• **EXERCISE OBJECTIVE**
State only the number of lines that contain the string "title".

---- DATASET CONTENT

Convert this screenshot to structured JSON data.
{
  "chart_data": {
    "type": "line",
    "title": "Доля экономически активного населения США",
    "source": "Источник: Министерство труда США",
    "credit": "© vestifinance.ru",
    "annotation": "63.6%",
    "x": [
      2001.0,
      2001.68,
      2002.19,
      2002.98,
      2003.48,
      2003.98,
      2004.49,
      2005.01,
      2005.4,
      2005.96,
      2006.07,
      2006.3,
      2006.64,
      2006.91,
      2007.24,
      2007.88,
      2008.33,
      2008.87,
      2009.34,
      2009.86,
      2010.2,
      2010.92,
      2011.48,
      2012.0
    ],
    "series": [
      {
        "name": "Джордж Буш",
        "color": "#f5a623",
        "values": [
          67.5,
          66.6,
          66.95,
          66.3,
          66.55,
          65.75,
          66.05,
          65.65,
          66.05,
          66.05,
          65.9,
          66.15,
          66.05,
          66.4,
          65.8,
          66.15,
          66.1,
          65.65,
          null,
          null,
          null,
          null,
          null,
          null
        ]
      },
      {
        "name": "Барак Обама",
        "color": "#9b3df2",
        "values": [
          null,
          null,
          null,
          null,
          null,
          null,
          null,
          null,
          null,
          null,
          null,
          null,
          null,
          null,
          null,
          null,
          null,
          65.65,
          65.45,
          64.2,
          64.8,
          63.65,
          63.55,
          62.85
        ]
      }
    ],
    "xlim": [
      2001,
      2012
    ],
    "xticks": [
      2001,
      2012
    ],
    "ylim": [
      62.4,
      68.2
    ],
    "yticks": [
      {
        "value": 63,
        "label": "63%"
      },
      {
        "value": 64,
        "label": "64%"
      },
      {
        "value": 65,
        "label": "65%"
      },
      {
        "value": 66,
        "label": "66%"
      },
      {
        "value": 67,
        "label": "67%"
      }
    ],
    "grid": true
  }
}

--------
---- DATASET CONTENT

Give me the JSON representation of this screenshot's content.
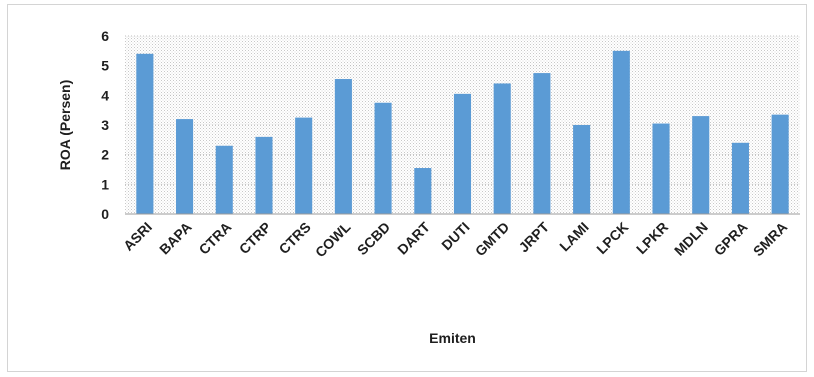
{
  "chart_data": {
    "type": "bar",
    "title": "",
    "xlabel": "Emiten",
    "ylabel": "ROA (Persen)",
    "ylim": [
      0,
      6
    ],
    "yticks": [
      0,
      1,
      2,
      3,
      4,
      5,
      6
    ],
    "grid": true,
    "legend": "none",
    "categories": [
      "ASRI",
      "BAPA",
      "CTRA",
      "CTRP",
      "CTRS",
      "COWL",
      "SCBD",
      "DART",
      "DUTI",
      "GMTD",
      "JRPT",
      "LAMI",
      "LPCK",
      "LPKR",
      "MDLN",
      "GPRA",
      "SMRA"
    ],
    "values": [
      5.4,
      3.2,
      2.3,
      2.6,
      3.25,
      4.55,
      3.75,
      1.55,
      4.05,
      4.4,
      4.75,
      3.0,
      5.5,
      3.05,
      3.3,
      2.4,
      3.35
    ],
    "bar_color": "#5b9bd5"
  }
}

--------

• **RESPONSE TO THIS EXERCISE**
2